--- Entries shown ---

::::::::

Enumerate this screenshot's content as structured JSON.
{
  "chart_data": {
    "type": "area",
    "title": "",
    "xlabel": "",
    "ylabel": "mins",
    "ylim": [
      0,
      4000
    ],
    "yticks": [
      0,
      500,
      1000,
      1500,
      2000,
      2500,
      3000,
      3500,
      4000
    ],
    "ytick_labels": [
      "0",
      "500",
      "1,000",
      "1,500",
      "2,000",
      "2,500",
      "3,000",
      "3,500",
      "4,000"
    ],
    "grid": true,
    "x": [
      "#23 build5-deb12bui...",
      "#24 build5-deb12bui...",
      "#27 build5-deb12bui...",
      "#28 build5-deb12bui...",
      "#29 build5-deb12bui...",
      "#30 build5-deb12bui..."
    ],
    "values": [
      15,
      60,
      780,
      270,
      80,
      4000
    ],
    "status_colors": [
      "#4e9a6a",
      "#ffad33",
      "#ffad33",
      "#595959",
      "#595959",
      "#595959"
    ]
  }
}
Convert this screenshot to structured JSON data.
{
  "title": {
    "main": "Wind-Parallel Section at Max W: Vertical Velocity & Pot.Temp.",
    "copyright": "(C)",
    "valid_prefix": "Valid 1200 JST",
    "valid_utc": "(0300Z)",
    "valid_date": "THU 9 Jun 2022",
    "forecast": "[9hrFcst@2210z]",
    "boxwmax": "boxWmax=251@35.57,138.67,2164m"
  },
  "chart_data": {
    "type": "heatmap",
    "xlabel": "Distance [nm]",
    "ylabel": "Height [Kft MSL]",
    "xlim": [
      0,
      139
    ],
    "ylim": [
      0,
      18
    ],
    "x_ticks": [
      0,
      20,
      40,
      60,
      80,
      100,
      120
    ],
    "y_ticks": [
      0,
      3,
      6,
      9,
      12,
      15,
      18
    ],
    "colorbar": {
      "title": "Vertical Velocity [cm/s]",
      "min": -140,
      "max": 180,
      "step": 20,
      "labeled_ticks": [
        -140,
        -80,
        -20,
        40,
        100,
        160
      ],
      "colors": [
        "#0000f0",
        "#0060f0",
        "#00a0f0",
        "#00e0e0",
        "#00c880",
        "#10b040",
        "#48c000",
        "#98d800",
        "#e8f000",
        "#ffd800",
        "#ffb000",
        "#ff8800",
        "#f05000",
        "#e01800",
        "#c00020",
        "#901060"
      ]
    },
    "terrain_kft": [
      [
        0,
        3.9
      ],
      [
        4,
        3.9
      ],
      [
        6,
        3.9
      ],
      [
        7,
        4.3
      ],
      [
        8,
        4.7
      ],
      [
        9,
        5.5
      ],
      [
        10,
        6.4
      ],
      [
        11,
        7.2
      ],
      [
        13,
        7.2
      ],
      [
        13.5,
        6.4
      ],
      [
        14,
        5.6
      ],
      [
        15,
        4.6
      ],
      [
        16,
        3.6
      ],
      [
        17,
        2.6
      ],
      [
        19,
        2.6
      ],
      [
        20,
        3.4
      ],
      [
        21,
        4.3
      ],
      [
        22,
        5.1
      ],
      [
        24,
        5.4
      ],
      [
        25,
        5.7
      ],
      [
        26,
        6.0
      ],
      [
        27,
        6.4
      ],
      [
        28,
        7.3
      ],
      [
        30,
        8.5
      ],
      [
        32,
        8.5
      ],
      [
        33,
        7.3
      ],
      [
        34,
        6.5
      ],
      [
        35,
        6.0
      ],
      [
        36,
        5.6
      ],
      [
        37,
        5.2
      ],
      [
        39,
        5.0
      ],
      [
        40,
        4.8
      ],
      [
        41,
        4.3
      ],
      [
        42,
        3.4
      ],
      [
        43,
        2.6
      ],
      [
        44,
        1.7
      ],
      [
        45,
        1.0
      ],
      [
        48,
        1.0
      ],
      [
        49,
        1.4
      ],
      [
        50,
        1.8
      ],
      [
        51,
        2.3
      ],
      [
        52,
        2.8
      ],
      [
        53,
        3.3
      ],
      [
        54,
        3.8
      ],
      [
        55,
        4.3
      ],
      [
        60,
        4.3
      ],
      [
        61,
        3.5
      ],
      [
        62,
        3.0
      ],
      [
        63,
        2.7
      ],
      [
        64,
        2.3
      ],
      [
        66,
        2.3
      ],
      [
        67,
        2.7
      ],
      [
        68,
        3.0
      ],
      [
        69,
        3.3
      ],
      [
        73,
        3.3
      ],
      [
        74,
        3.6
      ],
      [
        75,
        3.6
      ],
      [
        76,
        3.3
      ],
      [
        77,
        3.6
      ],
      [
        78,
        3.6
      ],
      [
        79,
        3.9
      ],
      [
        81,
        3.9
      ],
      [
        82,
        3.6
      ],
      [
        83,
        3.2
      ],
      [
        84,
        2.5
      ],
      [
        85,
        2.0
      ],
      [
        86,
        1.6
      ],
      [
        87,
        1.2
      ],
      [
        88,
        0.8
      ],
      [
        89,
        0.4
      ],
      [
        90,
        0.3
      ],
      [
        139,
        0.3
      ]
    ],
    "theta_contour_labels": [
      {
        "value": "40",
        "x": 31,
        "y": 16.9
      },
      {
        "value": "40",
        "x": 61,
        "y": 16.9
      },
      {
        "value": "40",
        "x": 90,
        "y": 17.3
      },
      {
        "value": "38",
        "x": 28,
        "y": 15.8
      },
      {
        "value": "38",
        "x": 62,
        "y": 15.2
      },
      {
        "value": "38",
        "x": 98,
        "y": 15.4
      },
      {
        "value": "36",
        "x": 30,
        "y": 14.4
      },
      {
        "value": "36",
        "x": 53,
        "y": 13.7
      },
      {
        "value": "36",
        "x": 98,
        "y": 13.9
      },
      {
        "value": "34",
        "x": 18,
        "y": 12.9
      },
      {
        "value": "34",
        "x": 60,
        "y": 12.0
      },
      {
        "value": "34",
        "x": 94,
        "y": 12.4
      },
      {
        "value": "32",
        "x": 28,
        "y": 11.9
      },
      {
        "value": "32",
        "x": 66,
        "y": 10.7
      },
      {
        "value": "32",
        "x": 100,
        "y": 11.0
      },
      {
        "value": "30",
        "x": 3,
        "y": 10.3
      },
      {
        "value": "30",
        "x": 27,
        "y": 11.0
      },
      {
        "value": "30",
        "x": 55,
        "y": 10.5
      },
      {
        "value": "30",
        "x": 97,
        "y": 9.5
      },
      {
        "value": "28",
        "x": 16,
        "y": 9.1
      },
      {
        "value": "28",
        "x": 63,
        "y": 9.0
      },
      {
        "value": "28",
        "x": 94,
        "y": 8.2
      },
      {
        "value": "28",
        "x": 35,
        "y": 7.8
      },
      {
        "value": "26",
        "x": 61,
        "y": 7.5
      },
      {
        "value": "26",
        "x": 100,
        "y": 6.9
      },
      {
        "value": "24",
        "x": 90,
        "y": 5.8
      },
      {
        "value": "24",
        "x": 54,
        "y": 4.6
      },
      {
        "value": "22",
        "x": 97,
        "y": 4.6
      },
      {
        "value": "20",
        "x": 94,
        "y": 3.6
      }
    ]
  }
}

::::::::

--- Exercise requirements ---
All records above must be set down exactly, please.

--- Task response ---
Enumerate this screenshot's content as structured JSON.
{
  "chart_data": {
    "type": "area",
    "title": "",
    "xlabel": "",
    "ylabel": "mins",
    "ylim": [
      0,
      4000
    ],
    "yticks": [
      0,
      500,
      1000,
      1500,
      2000,
      2500,
      3000,
      3500,
      4000
    ],
    "ytick_labels": [
      "0",
      "500",
      "1,000",
      "1,500",
      "2,000",
      "2,500",
      "3,000",
      "3,500",
      "4,000"
    ],
    "grid": true,
    "x": [
      "#23 build5-deb12bui...",
      "#24 build5-deb12bui...",
      "#27 build5-deb12bui...",
      "#28 build5-deb12bui...",
      "#29 build5-deb12bui...",
      "#30 build5-deb12bui..."
    ],
    "values": [
      15,
      60,
      780,
      270,
      80,
      4000
    ],
    "status_colors": [
      "#4e9a6a",
      "#ffad33",
      "#ffad33",
      "#595959",
      "#595959",
      "#595959"
    ]
  }
}
Convert this screenshot to structured JSON data.
{
  "title": {
    "main": "Wind-Parallel Section at Max W: Vertical Velocity & Pot.Temp.",
    "copyright": "(C)",
    "valid_prefix": "Valid 1200 JST",
    "valid_utc": "(0300Z)",
    "valid_date": "THU 9 Jun 2022",
    "forecast": "[9hrFcst@2210z]",
    "boxwmax": "boxWmax=251@35.57,138.67,2164m"
  },
  "chart_data": {
    "type": "heatmap",
    "xlabel": "Distance [nm]",
    "ylabel": "Height [Kft MSL]",
    "xlim": [
      0,
      139
    ],
    "ylim": [
      0,
      18
    ],
    "x_ticks": [
      0,
      20,
      40,
      60,
      80,
      100,
      120
    ],
    "y_ticks": [
      0,
      3,
      6,
      9,
      12,
      15,
      18
    ],
    "colorbar": {
      "title": "Vertical Velocity [cm/s]",
      "min": -140,
      "max": 180,
      "step": 20,
      "labeled_ticks": [
        -140,
        -80,
        -20,
        40,
        100,
        160
      ],
      "colors": [
        "#0000f0",
        "#0060f0",
        "#00a0f0",
        "#00e0e0",
        "#00c880",
        "#10b040",
        "#48c000",
        "#98d800",
        "#e8f000",
        "#ffd800",
        "#ffb000",
        "#ff8800",
        "#f05000",
        "#e01800",
        "#c00020",
        "#901060"
      ]
    },
    "terrain_kft": [
      [
        0,
        3.9
      ],
      [
        4,
        3.9
      ],
      [
        6,
        3.9
      ],
      [
        7,
        4.3
      ],
      [
        8,
        4.7
      ],
      [
        9,
        5.5
      ],
      [
        10,
        6.4
      ],
      [
        11,
        7.2
      ],
      [
        13,
        7.2
      ],
      [
        13.5,
        6.4
      ],
      [
        14,
        5.6
      ],
      [
        15,
        4.6
      ],
      [
        16,
        3.6
      ],
      [
        17,
        2.6
      ],
      [
        19,
        2.6
      ],
      [
        20,
        3.4
      ],
      [
        21,
        4.3
      ],
      [
        22,
        5.1
      ],
      [
        24,
        5.4
      ],
      [
        25,
        5.7
      ],
      [
        26,
        6.0
      ],
      [
        27,
        6.4
      ],
      [
        28,
        7.3
      ],
      [
        30,
        8.5
      ],
      [
        32,
        8.5
      ],
      [
        33,
        7.3
      ],
      [
        34,
        6.5
      ],
      [
        35,
        6.0
      ],
      [
        36,
        5.6
      ],
      [
        37,
        5.2
      ],
      [
        39,
        5.0
      ],
      [
        40,
        4.8
      ],
      [
        41,
        4.3
      ],
      [
        42,
        3.4
      ],
      [
        43,
        2.6
      ],
      [
        44,
        1.7
      ],
      [
        45,
        1.0
      ],
      [
        48,
        1.0
      ],
      [
        49,
        1.4
      ],
      [
        50,
        1.8
      ],
      [
        51,
        2.3
      ],
      [
        52,
        2.8
      ],
      [
        53,
        3.3
      ],
      [
        54,
        3.8
      ],
      [
        55,
        4.3
      ],
      [
        60,
        4.3
      ],
      [
        61,
        3.5
      ],
      [
        62,
        3.0
      ],
      [
        63,
        2.7
      ],
      [
        64,
        2.3
      ],
      [
        66,
        2.3
      ],
      [
        67,
        2.7
      ],
      [
        68,
        3.0
      ],
      [
        69,
        3.3
      ],
      [
        73,
        3.3
      ],
      [
        74,
        3.6
      ],
      [
        75,
        3.6
      ],
      [
        76,
        3.3
      ],
      [
        77,
        3.6
      ],
      [
        78,
        3.6
      ],
      [
        79,
        3.9
      ],
      [
        81,
        3.9
      ],
      [
        82,
        3.6
      ],
      [
        83,
        3.2
      ],
      [
        84,
        2.5
      ],
      [
        85,
        2.0
      ],
      [
        86,
        1.6
      ],
      [
        87,
        1.2
      ],
      [
        88,
        0.8
      ],
      [
        89,
        0.4
      ],
      [
        90,
        0.3
      ],
      [
        139,
        0.3
      ]
    ],
    "theta_contour_labels": [
      {
        "value": "40",
        "x": 31,
        "y": 16.9
      },
      {
        "value": "40",
        "x": 61,
        "y": 16.9
      },
      {
        "value": "40",
        "x": 90,
        "y": 17.3
      },
      {
        "value": "38",
        "x": 28,
        "y": 15.8
      },
      {
        "value": "38",
        "x": 62,
        "y": 15.2
      },
      {
        "value": "38",
        "x": 98,
        "y": 15.4
      },
      {
        "value": "36",
        "x": 30,
        "y": 14.4
      },
      {
        "value": "36",
        "x": 53,
        "y": 13.7
      },
      {
        "value": "36",
        "x": 98,
        "y": 13.9
      },
      {
        "value": "34",
        "x": 18,
        "y": 12.9
      },
      {
        "value": "34",
        "x": 60,
        "y": 12.0
      },
      {
        "value": "34",
        "x": 94,
        "y": 12.4
      },
      {
        "value": "32",
        "x": 28,
        "y": 11.9
      },
      {
        "value": "32",
        "x": 66,
        "y": 10.7
      },
      {
        "value": "32",
        "x": 100,
        "y": 11.0
      },
      {
        "value": "30",
        "x": 3,
        "y": 10.3
      },
      {
        "value": "30",
        "x": 27,
        "y": 11.0
      },
      {
        "value": "30",
        "x": 55,
        "y": 10.5
      },
      {
        "value": "30",
        "x": 97,
        "y": 9.5
      },
      {
        "value": "28",
        "x": 16,
        "y": 9.1
      },
      {
        "value": "28",
        "x": 63,
        "y": 9.0
      },
      {
        "value": "28",
        "x": 94,
        "y": 8.2
      },
      {
        "value": "28",
        "x": 35,
        "y": 7.8
      },
      {
        "value": "26",
        "x": 61,
        "y": 7.5
      },
      {
        "value": "26",
        "x": 100,
        "y": 6.9
      },
      {
        "value": "24",
        "x": 90,
        "y": 5.8
      },
      {
        "value": "24",
        "x": 54,
        "y": 4.6
      },
      {
        "value": "22",
        "x": 97,
        "y": 4.6
      },
      {
        "value": "20",
        "x": 94,
        "y": 3.6
      }
    ]
  }
}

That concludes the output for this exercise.